Source data
--------------------------------
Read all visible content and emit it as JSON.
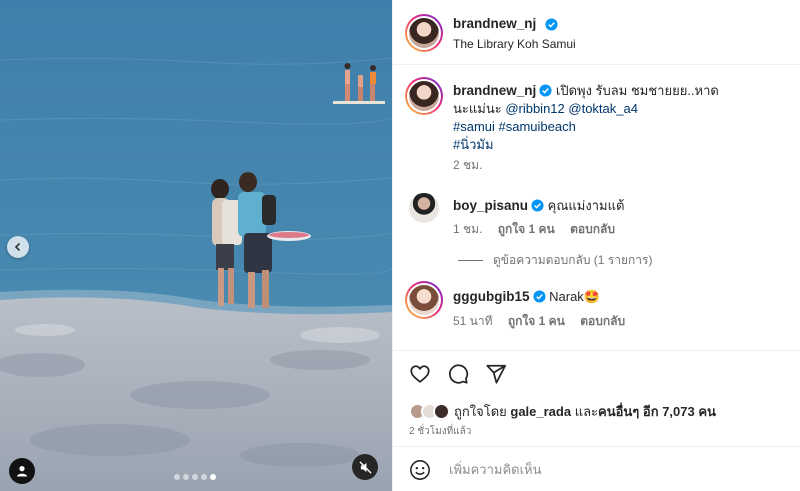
{
  "post": {
    "author": "brandnew_nj",
    "location": "The Library Koh Samui",
    "carousel": {
      "total": 5,
      "active": 4
    }
  },
  "caption": {
    "username": "brandnew_nj",
    "text": "เปิดพุง รับลม ชมชายยย..หาด",
    "text2": "นะแม่นะ ",
    "mention1": "@ribbin12",
    "mention2": "@toktak_a4",
    "hashtags1": "#samui #samuibeach",
    "hashtags2": "#นิ่วมัม",
    "time": "2 ชม."
  },
  "comments": [
    {
      "username": "boy_pisanu",
      "text": "คุณแม่งามแต้",
      "time": "1 ชม.",
      "likes": "ถูกใจ 1 คน",
      "reply": "ตอบกลับ"
    },
    {
      "username": "gggubgib15",
      "text": "Narak🤩",
      "time": "51 นาที",
      "likes": "ถูกใจ 1 คน",
      "reply": "ตอบกลับ"
    }
  ],
  "view_replies": "ดูข้อความตอบกลับ (1 รายการ)",
  "likes": {
    "prefix": "ถูกใจโดย",
    "user": "gale_rada",
    "middle": "และ",
    "others": "คนอื่นๆ อีก 7,073 คน"
  },
  "posted_ago": "2 ชั่วโมงที่แล้ว",
  "add_comment": {
    "placeholder": "เพิ่มความคิดเห็น"
  },
  "icons": {
    "prev": "chevron-left-icon",
    "user_tag": "user-icon",
    "mute": "speaker-muted-icon",
    "verified": "verified-badge-icon",
    "like": "heart-icon",
    "comment": "comment-icon",
    "share": "paper-plane-icon",
    "emoji": "smiley-icon"
  },
  "colors": {
    "link": "#00376b",
    "verified": "#0095f6",
    "muted_text": "#737373"
  }
}
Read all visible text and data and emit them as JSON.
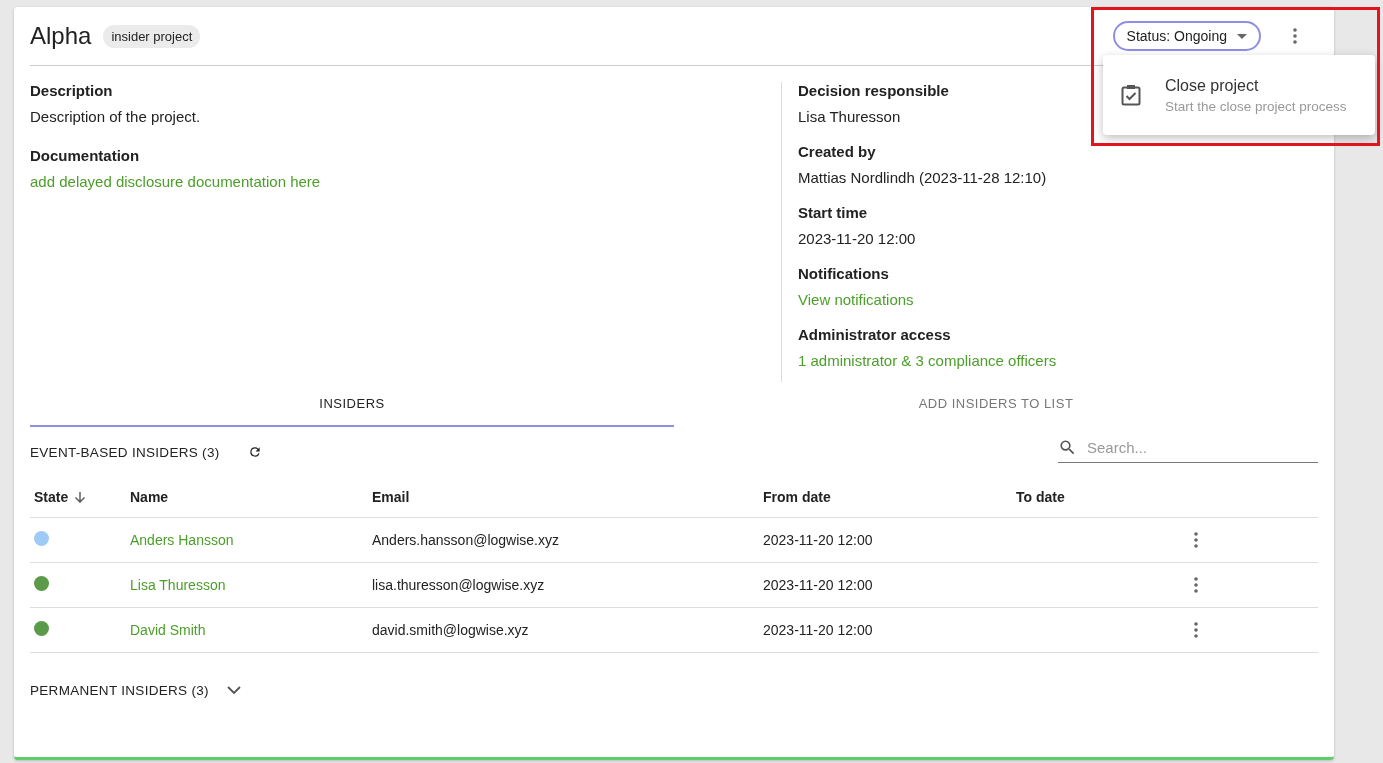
{
  "header": {
    "title": "Alpha",
    "tag": "insider project",
    "status_button": "Status: Ongoing"
  },
  "menu": {
    "items": [
      {
        "label": "Close project",
        "description": "Start the close project process"
      }
    ]
  },
  "details_left": [
    {
      "label": "Description",
      "value": "Description of the project.",
      "kind": "text"
    },
    {
      "label": "Documentation",
      "value": "add delayed disclosure documentation here",
      "kind": "link"
    }
  ],
  "details_right": [
    {
      "label": "Decision responsible",
      "value": "Lisa Thuresson",
      "kind": "text"
    },
    {
      "label": "Created by",
      "value": "Mattias Nordlindh (2023-11-28 12:10)",
      "kind": "text"
    },
    {
      "label": "Start time",
      "value": "2023-11-20 12:00",
      "kind": "text"
    },
    {
      "label": "Notifications",
      "value": "View notifications",
      "kind": "link"
    },
    {
      "label": "Administrator access",
      "value": "1 administrator & 3 compliance officers",
      "kind": "link"
    }
  ],
  "tabs": [
    {
      "label": "INSIDERS",
      "selected": true
    },
    {
      "label": "ADD INSIDERS TO LIST",
      "selected": false
    }
  ],
  "event_section": {
    "title": "EVENT-BASED INSIDERS (3)",
    "search": {
      "placeholder": "Search..."
    }
  },
  "table": {
    "columns": [
      {
        "label": "State",
        "sorted": true
      },
      {
        "label": "Name",
        "sorted": false
      },
      {
        "label": "Email",
        "sorted": false
      },
      {
        "label": "From date",
        "sorted": false
      },
      {
        "label": "To date",
        "sorted": false
      }
    ],
    "rows": [
      {
        "color": "#9ecbf5",
        "name": "Anders Hansson",
        "email": "Anders.hansson@logwise.xyz",
        "from_date": "2023-11-20 12:00"
      },
      {
        "color": "#5a9a48",
        "name": "Lisa Thuresson",
        "email": "lisa.thuresson@logwise.xyz",
        "from_date": "2023-11-20 12:00"
      },
      {
        "color": "#5a9a48",
        "name": "David Smith",
        "email": "david.smith@logwise.xyz",
        "from_date": "2023-11-20 12:00"
      }
    ]
  },
  "permanent_section": {
    "title": "PERMANENT INSIDERS (3)",
    "expanded": false
  }
}
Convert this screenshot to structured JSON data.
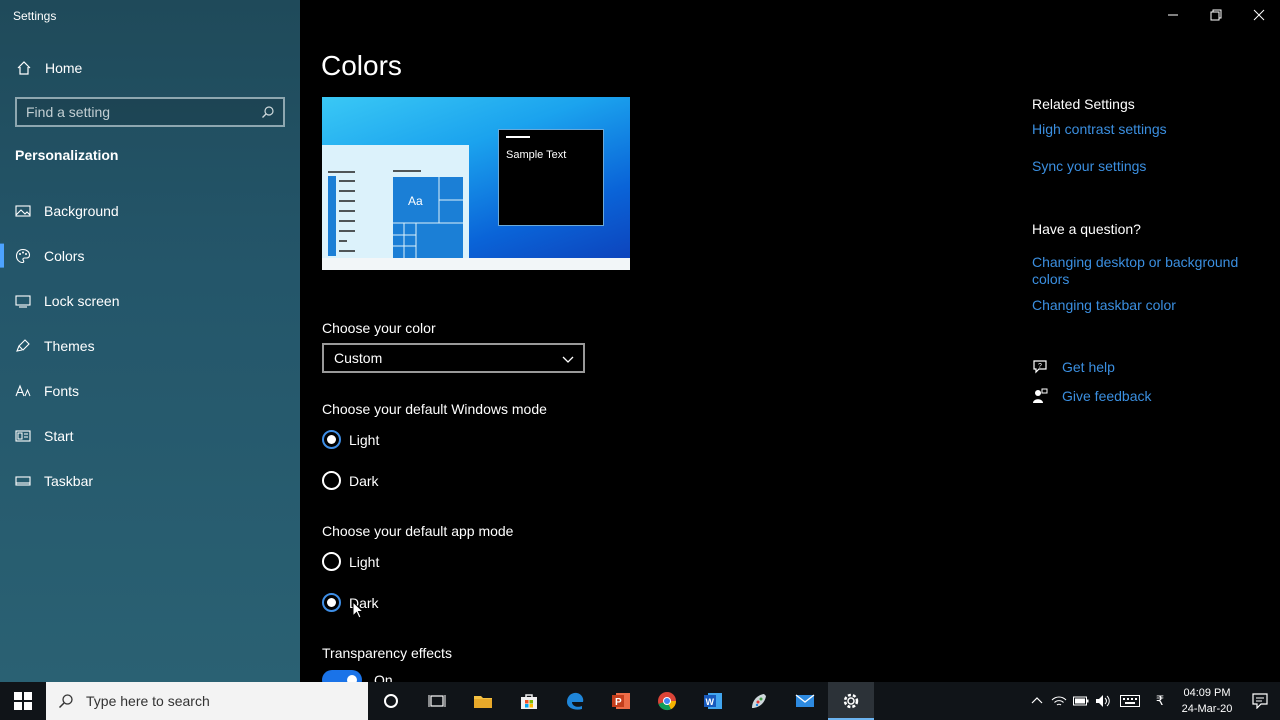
{
  "window": {
    "title": "Settings",
    "controls": {
      "minimize": "minimize",
      "maximize": "restore",
      "close": "close"
    }
  },
  "sidebar": {
    "home_label": "Home",
    "search_placeholder": "Find a setting",
    "section": "Personalization",
    "items": [
      {
        "label": "Background",
        "icon": "picture-icon"
      },
      {
        "label": "Colors",
        "icon": "palette-icon",
        "active": true
      },
      {
        "label": "Lock screen",
        "icon": "lock-screen-icon"
      },
      {
        "label": "Themes",
        "icon": "brush-icon"
      },
      {
        "label": "Fonts",
        "icon": "font-icon"
      },
      {
        "label": "Start",
        "icon": "start-icon"
      },
      {
        "label": "Taskbar",
        "icon": "taskbar-icon"
      }
    ]
  },
  "main": {
    "title": "Colors",
    "preview": {
      "sample_text": "Sample Text",
      "tile_text": "Aa"
    },
    "choose_color": {
      "label": "Choose your color",
      "value": "Custom"
    },
    "windows_mode": {
      "label": "Choose your default Windows mode",
      "options": [
        "Light",
        "Dark"
      ],
      "selected": "Light"
    },
    "app_mode": {
      "label": "Choose your default app mode",
      "options": [
        "Light",
        "Dark"
      ],
      "selected": "Dark"
    },
    "transparency": {
      "label": "Transparency effects",
      "state": "On"
    }
  },
  "rail": {
    "related_heading": "Related Settings",
    "related_links": [
      "High contrast settings",
      "Sync your settings"
    ],
    "question_heading": "Have a question?",
    "question_links": [
      "Changing desktop or background colors",
      "Changing taskbar color"
    ],
    "help": {
      "get_help": "Get help",
      "give_feedback": "Give feedback"
    }
  },
  "taskbar": {
    "search_placeholder": "Type here to search",
    "apps": [
      "cortana-icon",
      "task-view-icon",
      "file-explorer-icon",
      "store-icon",
      "edge-icon",
      "powerpoint-icon",
      "chrome-icon",
      "word-icon",
      "paint-icon",
      "mail-icon",
      "settings-icon"
    ],
    "clock": {
      "time": "04:09 PM",
      "date": "24-Mar-20"
    },
    "tray_lang": "₹"
  },
  "colors": {
    "accent": "#3b8fe0",
    "sidebar": "#24566a",
    "background": "#000000"
  }
}
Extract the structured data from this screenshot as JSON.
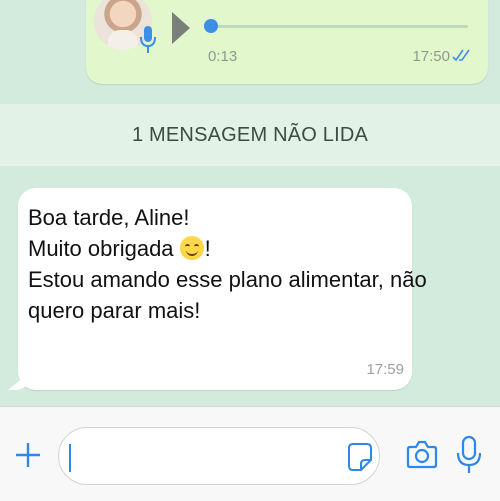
{
  "voice_message": {
    "duration": "0:13",
    "time": "17:50",
    "progress": 0.0,
    "status_icon": "double-check-read-icon"
  },
  "unread_banner": {
    "label": "1 MENSAGEM NÃO LIDA"
  },
  "text_message": {
    "line1": "Boa tarde, Aline!",
    "line2_text": "Muito obrigada",
    "line2_emoji": "smiling-face-emoji",
    "line2_end": "!",
    "line3": "Estou amando esse plano alimentar, não",
    "line4": "quero parar mais!",
    "time": "17:59"
  },
  "input_bar": {
    "text_value": "",
    "icons": [
      "plus-icon",
      "sticker-icon",
      "camera-icon",
      "microphone-icon"
    ]
  },
  "colors": {
    "chat_background": "#d3ebdc",
    "outgoing_bubble": "#e2f7cb",
    "incoming_bubble": "#ffffff",
    "accent_blue": "#2f87e8"
  }
}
--------------------------------
Reproduce every line of the material precisely, omitting its pictures.

# Complete answer
Read all visible content and emit it as JSON.
{
  "post": {
    "author": "brandnew_nj",
    "location": "The Library Koh Samui",
    "carousel": {
      "total": 5,
      "active": 4
    }
  },
  "caption": {
    "username": "brandnew_nj",
    "text": "เปิดพุง รับลม ชมชายยย..หาด",
    "text2": "นะแม่นะ ",
    "mention1": "@ribbin12",
    "mention2": "@toktak_a4",
    "hashtags1": "#samui #samuibeach",
    "hashtags2": "#นิ่วมัม",
    "time": "2 ชม."
  },
  "comments": [
    {
      "username": "boy_pisanu",
      "text": "คุณแม่งามแต้",
      "time": "1 ชม.",
      "likes": "ถูกใจ 1 คน",
      "reply": "ตอบกลับ"
    },
    {
      "username": "gggubgib15",
      "text": "Narak🤩",
      "time": "51 นาที",
      "likes": "ถูกใจ 1 คน",
      "reply": "ตอบกลับ"
    }
  ],
  "view_replies": "ดูข้อความตอบกลับ (1 รายการ)",
  "likes": {
    "prefix": "ถูกใจโดย",
    "user": "gale_rada",
    "middle": "และ",
    "others": "คนอื่นๆ อีก 7,073 คน"
  },
  "posted_ago": "2 ชั่วโมงที่แล้ว",
  "add_comment": {
    "placeholder": "เพิ่มความคิดเห็น"
  },
  "icons": {
    "prev": "chevron-left-icon",
    "user_tag": "user-icon",
    "mute": "speaker-muted-icon",
    "verified": "verified-badge-icon",
    "like": "heart-icon",
    "comment": "comment-icon",
    "share": "paper-plane-icon",
    "emoji": "smiley-icon"
  },
  "colors": {
    "link": "#00376b",
    "verified": "#0095f6",
    "muted_text": "#737373"
  }
}
Read all visible text and data and emit them as JSON.
{
  "header": {
    "title": "Alpha",
    "tag": "insider project",
    "status_button": "Status: Ongoing"
  },
  "menu": {
    "items": [
      {
        "label": "Close project",
        "description": "Start the close project process"
      }
    ]
  },
  "details_left": [
    {
      "label": "Description",
      "value": "Description of the project.",
      "kind": "text"
    },
    {
      "label": "Documentation",
      "value": "add delayed disclosure documentation here",
      "kind": "link"
    }
  ],
  "details_right": [
    {
      "label": "Decision responsible",
      "value": "Lisa Thuresson",
      "kind": "text"
    },
    {
      "label": "Created by",
      "value": "Mattias Nordlindh (2023-11-28 12:10)",
      "kind": "text"
    },
    {
      "label": "Start time",
      "value": "2023-11-20 12:00",
      "kind": "text"
    },
    {
      "label": "Notifications",
      "value": "View notifications",
      "kind": "link"
    },
    {
      "label": "Administrator access",
      "value": "1 administrator & 3 compliance officers",
      "kind": "link"
    }
  ],
  "tabs": [
    {
      "label": "INSIDERS",
      "selected": true
    },
    {
      "label": "ADD INSIDERS TO LIST",
      "selected": false
    }
  ],
  "event_section": {
    "title": "EVENT-BASED INSIDERS (3)",
    "search": {
      "placeholder": "Search..."
    }
  },
  "table": {
    "columns": [
      {
        "label": "State",
        "sorted": true
      },
      {
        "label": "Name",
        "sorted": false
      },
      {
        "label": "Email",
        "sorted": false
      },
      {
        "label": "From date",
        "sorted": false
      },
      {
        "label": "To date",
        "sorted": false
      }
    ],
    "rows": [
      {
        "color": "#9ecbf5",
        "name": "Anders Hansson",
        "email": "Anders.hansson@logwise.xyz",
        "from_date": "2023-11-20 12:00"
      },
      {
        "color": "#5a9a48",
        "name": "Lisa Thuresson",
        "email": "lisa.thuresson@logwise.xyz",
        "from_date": "2023-11-20 12:00"
      },
      {
        "color": "#5a9a48",
        "name": "David Smith",
        "email": "david.smith@logwise.xyz",
        "from_date": "2023-11-20 12:00"
      }
    ]
  },
  "permanent_section": {
    "title": "PERMANENT INSIDERS (3)",
    "expanded": false
  }
}
Convert this screenshot to structured JSON data.
{
  "window": {
    "title": "Settings",
    "controls": {
      "minimize": "minimize",
      "maximize": "restore",
      "close": "close"
    }
  },
  "sidebar": {
    "home_label": "Home",
    "search_placeholder": "Find a setting",
    "section": "Personalization",
    "items": [
      {
        "label": "Background",
        "icon": "picture-icon"
      },
      {
        "label": "Colors",
        "icon": "palette-icon",
        "active": true
      },
      {
        "label": "Lock screen",
        "icon": "lock-screen-icon"
      },
      {
        "label": "Themes",
        "icon": "brush-icon"
      },
      {
        "label": "Fonts",
        "icon": "font-icon"
      },
      {
        "label": "Start",
        "icon": "start-icon"
      },
      {
        "label": "Taskbar",
        "icon": "taskbar-icon"
      }
    ]
  },
  "main": {
    "title": "Colors",
    "preview": {
      "sample_text": "Sample Text",
      "tile_text": "Aa"
    },
    "choose_color": {
      "label": "Choose your color",
      "value": "Custom"
    },
    "windows_mode": {
      "label": "Choose your default Windows mode",
      "options": [
        "Light",
        "Dark"
      ],
      "selected": "Light"
    },
    "app_mode": {
      "label": "Choose your default app mode",
      "options": [
        "Light",
        "Dark"
      ],
      "selected": "Dark"
    },
    "transparency": {
      "label": "Transparency effects",
      "state": "On"
    }
  },
  "rail": {
    "related_heading": "Related Settings",
    "related_links": [
      "High contrast settings",
      "Sync your settings"
    ],
    "question_heading": "Have a question?",
    "question_links": [
      "Changing desktop or background colors",
      "Changing taskbar color"
    ],
    "help": {
      "get_help": "Get help",
      "give_feedback": "Give feedback"
    }
  },
  "taskbar": {
    "search_placeholder": "Type here to search",
    "apps": [
      "cortana-icon",
      "task-view-icon",
      "file-explorer-icon",
      "store-icon",
      "edge-icon",
      "powerpoint-icon",
      "chrome-icon",
      "word-icon",
      "paint-icon",
      "mail-icon",
      "settings-icon"
    ],
    "clock": {
      "time": "04:09 PM",
      "date": "24-Mar-20"
    },
    "tray_lang": "₹"
  },
  "colors": {
    "accent": "#3b8fe0",
    "sidebar": "#24566a",
    "background": "#000000"
  }
}
Extract the structured data from this screenshot as JSON.
{
  "voice_message": {
    "duration": "0:13",
    "time": "17:50",
    "progress": 0.0,
    "status_icon": "double-check-read-icon"
  },
  "unread_banner": {
    "label": "1 MENSAGEM NÃO LIDA"
  },
  "text_message": {
    "line1": "Boa tarde, Aline!",
    "line2_text": "Muito obrigada",
    "line2_emoji": "smiling-face-emoji",
    "line2_end": "!",
    "line3": "Estou amando esse plano alimentar, não",
    "line4": "quero parar mais!",
    "time": "17:59"
  },
  "input_bar": {
    "text_value": "",
    "icons": [
      "plus-icon",
      "sticker-icon",
      "camera-icon",
      "microphone-icon"
    ]
  },
  "colors": {
    "chat_background": "#d3ebdc",
    "outgoing_bubble": "#e2f7cb",
    "incoming_bubble": "#ffffff",
    "accent_blue": "#2f87e8"
  }
}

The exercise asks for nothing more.